TASK TO CARRY OUT: Locate every line that holds the string "والتسليف" and copy it.

EXTRACTED ENTRIES:

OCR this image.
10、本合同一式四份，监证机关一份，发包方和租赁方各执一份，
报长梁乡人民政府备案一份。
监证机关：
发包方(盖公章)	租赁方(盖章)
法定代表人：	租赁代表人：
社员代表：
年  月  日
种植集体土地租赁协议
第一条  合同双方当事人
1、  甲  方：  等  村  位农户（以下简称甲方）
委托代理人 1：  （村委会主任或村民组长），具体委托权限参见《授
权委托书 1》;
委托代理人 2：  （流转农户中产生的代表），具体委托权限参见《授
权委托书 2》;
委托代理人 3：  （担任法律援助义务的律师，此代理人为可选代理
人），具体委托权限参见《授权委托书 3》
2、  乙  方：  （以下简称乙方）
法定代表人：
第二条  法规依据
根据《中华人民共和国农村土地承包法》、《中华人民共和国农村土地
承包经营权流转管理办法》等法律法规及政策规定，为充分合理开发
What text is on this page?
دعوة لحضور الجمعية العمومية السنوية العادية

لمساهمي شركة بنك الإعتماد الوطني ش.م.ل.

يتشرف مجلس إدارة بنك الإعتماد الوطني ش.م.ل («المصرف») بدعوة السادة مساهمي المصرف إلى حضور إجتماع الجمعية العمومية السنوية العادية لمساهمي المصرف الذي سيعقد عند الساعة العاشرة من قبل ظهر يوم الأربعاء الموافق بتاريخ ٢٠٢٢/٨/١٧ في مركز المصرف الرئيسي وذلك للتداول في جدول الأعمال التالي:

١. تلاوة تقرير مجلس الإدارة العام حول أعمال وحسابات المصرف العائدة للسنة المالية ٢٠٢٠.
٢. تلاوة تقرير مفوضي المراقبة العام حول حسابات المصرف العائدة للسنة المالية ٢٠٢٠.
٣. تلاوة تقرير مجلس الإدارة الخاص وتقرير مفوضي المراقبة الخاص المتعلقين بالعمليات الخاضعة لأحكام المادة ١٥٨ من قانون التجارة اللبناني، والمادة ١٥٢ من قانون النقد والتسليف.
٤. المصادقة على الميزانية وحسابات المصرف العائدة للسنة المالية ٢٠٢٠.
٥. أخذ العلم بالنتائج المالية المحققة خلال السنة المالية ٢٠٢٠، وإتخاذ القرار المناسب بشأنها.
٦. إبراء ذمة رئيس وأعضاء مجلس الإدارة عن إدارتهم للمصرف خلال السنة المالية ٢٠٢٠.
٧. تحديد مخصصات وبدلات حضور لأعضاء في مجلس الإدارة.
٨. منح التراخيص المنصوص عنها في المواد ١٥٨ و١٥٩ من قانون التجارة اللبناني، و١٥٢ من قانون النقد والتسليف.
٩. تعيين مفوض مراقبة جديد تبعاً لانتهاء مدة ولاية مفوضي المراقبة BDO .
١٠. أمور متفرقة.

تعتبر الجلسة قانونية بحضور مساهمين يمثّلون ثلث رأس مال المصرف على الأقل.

RESPONSE BELOW:
٣. تلاوة تقرير مجلس الإدارة الخاص وتقرير مفوضي المراقبة الخاص المتعلقين بالعمليات الخاضعة لأحكام المادة ١٥٨ من قانون التجارة اللبناني، والمادة ١٥٢ من قانون النقد والتسليف.
٨. منح التراخيص المنصوص عنها في المواد ١٥٨ و١٥٩ من قانون التجارة اللبناني، و١٥٢ من قانون النقد والتسليف.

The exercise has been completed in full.